START

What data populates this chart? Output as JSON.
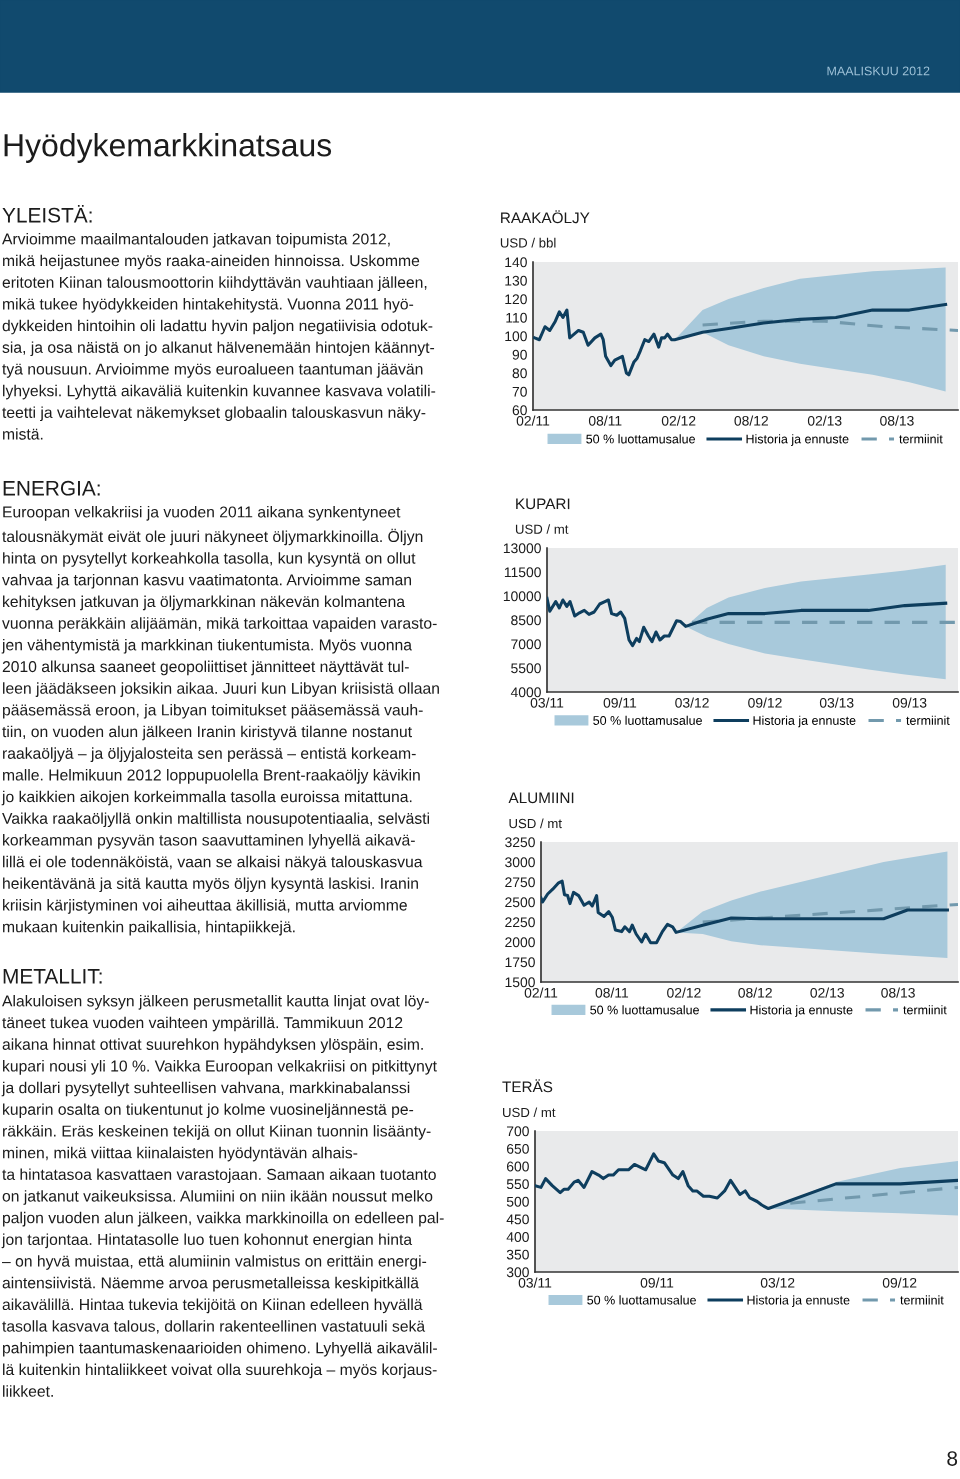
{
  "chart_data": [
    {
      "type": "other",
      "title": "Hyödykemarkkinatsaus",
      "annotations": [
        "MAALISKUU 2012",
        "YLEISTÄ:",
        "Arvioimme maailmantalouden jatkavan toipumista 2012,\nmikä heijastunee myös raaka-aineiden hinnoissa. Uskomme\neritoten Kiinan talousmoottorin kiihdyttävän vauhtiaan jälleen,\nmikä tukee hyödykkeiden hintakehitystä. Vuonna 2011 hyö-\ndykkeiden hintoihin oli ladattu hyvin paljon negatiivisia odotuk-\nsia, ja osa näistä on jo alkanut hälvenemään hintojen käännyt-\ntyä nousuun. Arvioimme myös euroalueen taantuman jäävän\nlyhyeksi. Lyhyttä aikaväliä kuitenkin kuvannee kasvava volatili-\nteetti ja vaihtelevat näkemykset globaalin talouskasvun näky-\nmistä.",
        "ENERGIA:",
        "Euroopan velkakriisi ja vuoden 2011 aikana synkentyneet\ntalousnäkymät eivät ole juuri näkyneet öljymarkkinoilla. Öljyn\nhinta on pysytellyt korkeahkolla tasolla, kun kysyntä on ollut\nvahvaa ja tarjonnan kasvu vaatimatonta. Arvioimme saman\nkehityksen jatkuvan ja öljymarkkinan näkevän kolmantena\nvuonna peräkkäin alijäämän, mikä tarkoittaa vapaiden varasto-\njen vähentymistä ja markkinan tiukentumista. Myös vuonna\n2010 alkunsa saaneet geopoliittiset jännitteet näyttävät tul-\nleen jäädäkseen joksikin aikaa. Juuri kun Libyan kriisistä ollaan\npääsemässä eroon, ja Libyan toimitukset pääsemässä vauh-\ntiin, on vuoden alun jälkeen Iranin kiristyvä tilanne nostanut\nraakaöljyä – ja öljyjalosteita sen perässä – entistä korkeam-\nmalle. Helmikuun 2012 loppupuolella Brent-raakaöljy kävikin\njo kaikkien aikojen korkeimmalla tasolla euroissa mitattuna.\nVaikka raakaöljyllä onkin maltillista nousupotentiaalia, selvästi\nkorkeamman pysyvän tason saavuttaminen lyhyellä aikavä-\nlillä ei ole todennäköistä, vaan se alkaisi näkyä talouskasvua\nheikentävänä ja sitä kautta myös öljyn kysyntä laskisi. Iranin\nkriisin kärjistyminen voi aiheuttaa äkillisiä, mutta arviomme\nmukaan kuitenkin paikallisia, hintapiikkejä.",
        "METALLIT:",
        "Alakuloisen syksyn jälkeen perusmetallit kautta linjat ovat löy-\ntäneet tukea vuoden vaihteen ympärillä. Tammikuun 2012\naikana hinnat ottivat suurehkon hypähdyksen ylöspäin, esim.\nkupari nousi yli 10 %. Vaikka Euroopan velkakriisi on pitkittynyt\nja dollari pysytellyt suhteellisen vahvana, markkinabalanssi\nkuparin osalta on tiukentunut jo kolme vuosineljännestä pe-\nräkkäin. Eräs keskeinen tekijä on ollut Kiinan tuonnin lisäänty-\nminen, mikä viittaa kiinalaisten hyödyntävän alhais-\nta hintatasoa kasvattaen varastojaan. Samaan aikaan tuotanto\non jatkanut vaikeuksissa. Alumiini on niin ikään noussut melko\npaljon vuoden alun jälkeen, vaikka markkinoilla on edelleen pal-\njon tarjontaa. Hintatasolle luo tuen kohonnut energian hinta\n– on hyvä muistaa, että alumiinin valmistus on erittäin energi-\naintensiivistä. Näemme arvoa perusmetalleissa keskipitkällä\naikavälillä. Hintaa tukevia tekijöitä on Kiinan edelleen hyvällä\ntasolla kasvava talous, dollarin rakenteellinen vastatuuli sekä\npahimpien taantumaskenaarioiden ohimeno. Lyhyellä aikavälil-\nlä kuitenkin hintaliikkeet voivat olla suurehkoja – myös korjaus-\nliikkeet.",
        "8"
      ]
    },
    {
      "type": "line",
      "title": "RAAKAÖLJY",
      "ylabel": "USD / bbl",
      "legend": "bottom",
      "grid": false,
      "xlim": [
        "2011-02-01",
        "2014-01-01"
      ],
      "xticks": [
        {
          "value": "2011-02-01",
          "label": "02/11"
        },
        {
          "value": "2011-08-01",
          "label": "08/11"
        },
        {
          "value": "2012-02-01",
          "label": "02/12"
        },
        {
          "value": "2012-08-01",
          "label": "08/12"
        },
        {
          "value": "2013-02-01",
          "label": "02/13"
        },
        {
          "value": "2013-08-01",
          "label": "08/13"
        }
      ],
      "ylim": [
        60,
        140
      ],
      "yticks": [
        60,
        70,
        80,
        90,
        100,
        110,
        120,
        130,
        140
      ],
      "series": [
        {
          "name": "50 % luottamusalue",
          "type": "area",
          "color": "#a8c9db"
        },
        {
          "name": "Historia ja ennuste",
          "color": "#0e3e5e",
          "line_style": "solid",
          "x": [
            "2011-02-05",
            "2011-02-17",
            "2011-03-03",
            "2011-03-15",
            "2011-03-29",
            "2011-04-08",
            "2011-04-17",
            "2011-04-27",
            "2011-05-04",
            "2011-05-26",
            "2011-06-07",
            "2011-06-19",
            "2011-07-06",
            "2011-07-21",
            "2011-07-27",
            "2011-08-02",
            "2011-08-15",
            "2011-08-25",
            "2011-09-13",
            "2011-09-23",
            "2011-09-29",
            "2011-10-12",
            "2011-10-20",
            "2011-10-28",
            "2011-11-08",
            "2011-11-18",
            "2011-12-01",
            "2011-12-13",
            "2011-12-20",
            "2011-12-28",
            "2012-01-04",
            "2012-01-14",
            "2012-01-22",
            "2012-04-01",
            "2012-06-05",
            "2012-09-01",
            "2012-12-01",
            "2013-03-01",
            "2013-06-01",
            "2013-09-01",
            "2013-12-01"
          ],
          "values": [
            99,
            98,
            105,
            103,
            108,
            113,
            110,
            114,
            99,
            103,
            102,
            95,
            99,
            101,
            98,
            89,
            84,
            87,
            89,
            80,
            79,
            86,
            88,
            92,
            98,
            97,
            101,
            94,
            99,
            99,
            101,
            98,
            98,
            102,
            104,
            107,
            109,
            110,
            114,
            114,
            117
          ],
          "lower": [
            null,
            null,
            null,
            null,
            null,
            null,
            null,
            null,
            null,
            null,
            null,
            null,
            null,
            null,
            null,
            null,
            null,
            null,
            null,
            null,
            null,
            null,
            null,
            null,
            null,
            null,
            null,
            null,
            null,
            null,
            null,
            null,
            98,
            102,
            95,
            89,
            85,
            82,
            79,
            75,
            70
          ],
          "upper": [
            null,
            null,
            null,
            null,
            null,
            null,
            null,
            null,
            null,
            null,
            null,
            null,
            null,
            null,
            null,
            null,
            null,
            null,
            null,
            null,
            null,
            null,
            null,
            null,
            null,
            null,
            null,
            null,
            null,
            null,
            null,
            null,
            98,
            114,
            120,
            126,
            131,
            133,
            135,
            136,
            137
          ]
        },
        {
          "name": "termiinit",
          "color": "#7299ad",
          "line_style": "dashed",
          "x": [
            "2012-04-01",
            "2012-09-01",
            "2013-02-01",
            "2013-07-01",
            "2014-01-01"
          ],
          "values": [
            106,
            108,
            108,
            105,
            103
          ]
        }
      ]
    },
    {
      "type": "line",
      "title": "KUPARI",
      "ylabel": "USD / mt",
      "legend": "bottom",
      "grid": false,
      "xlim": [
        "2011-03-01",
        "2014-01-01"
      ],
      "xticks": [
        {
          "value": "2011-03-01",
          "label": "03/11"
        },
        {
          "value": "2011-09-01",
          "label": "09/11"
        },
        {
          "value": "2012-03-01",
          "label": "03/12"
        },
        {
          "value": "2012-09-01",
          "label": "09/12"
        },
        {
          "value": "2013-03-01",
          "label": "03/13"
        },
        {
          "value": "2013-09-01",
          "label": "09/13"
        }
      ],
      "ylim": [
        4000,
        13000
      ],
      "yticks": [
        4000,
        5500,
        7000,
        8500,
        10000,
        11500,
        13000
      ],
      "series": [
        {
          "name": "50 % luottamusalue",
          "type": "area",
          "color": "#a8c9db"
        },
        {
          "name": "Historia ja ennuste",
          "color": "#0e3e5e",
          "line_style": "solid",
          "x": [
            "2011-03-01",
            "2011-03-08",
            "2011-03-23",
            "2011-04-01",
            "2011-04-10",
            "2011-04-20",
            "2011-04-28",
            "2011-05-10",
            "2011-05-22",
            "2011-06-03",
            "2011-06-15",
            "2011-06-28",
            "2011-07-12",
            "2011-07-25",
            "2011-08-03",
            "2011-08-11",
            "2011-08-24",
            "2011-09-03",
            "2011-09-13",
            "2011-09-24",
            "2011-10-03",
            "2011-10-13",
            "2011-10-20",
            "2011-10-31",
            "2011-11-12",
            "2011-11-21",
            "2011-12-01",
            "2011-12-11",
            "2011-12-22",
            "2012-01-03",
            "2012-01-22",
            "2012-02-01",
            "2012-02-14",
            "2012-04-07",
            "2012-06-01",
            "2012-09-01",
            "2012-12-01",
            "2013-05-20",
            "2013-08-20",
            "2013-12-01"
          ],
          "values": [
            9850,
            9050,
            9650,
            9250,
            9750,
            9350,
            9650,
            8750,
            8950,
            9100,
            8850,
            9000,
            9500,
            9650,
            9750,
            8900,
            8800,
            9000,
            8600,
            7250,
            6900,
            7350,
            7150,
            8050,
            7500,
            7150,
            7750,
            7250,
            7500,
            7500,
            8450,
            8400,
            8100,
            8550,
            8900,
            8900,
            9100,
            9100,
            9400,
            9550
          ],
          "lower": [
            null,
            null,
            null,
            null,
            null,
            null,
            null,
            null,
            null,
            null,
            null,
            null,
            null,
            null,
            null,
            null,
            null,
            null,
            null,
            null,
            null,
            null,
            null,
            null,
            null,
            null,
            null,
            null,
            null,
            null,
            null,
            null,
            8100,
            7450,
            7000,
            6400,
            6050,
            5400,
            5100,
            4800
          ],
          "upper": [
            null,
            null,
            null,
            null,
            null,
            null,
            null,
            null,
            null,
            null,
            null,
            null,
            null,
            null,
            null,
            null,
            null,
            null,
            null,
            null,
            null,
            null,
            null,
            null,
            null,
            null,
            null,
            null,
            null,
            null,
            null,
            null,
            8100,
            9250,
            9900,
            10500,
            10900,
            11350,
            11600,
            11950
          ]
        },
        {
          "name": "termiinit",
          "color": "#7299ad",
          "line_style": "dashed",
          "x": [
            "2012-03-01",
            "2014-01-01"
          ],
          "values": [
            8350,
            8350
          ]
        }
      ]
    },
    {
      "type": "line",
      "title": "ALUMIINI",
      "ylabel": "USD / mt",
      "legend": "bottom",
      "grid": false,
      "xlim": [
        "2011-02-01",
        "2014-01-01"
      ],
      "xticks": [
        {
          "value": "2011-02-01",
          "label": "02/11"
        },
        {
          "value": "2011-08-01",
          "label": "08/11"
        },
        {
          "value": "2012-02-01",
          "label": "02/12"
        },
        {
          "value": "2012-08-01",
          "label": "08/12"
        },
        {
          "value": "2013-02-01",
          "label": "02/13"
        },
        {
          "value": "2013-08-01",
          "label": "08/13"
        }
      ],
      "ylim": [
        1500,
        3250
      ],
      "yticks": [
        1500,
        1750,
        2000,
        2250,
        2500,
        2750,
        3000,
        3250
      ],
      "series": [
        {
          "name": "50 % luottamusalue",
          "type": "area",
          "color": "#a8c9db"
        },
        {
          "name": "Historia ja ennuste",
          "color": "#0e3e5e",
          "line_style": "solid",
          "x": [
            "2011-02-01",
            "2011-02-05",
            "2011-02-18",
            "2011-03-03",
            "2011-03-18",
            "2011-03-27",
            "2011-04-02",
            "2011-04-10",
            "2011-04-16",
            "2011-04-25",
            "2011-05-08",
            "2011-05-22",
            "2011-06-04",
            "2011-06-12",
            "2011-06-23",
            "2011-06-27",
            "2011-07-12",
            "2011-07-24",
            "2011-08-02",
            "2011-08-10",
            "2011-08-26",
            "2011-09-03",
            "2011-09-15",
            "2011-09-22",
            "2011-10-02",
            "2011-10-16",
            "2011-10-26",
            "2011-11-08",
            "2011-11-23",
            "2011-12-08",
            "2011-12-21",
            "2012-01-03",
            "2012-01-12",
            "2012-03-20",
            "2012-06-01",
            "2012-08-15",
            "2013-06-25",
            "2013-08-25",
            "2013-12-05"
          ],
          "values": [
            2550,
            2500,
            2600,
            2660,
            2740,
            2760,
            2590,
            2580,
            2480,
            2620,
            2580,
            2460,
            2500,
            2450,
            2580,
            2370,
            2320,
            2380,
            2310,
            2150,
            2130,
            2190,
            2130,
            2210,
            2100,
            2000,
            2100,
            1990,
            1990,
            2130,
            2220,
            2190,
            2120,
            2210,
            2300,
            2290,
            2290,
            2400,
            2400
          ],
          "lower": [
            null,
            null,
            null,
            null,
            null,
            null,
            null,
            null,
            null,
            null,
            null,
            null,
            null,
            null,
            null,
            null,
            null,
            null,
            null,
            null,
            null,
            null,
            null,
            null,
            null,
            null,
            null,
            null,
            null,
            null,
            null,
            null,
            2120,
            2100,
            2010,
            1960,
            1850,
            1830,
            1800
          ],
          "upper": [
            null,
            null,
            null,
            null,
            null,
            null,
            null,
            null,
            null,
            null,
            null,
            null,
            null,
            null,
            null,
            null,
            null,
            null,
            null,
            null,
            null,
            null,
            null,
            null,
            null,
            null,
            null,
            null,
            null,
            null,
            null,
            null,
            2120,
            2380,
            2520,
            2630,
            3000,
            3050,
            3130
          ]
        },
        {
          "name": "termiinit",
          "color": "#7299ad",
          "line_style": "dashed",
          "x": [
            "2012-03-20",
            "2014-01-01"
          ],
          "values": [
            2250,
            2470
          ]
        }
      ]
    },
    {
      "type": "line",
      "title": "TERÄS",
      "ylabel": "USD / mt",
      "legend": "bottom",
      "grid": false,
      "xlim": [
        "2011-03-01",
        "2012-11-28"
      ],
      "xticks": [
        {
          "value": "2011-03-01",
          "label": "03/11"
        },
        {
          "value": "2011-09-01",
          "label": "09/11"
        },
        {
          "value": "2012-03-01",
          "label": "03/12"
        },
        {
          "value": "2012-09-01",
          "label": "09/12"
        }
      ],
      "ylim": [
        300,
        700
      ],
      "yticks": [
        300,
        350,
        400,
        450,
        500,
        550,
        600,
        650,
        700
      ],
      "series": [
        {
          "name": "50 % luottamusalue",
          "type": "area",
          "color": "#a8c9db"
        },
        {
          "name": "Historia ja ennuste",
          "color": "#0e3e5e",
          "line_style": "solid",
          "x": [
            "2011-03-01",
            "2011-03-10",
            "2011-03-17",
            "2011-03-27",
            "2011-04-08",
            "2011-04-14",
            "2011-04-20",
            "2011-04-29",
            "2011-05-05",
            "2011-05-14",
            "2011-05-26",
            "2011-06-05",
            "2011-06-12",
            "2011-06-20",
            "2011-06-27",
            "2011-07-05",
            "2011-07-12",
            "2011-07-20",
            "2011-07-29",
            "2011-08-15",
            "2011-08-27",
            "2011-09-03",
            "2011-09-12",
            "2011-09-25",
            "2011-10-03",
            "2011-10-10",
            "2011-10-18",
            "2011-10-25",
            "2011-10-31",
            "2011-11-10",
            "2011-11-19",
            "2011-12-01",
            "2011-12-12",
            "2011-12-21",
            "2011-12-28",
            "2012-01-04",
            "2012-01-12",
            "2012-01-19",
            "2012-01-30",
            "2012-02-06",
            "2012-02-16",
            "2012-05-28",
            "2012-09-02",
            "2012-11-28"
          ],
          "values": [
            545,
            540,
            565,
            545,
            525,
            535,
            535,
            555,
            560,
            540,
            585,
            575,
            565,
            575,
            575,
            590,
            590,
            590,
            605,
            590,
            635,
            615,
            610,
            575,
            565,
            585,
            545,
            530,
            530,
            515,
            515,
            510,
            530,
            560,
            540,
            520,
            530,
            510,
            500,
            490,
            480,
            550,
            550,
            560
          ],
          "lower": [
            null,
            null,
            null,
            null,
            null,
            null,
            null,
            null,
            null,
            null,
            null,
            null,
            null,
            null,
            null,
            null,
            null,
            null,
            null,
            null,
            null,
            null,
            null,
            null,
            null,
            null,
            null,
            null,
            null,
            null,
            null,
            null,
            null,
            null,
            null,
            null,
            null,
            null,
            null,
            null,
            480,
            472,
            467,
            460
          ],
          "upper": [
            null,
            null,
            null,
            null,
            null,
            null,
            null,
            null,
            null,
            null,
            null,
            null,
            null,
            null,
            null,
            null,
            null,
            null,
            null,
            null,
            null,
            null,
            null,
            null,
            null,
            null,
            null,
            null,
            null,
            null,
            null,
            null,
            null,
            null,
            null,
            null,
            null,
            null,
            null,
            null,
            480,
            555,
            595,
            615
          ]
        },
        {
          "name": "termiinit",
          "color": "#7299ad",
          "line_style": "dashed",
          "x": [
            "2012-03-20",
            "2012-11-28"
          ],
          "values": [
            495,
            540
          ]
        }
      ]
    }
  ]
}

END

### INSTRUCTIONS TO FOLLOW
Tally the lines of the listing in which the word "title" occurs, and state the total alone.

### CORRECT RESULT
5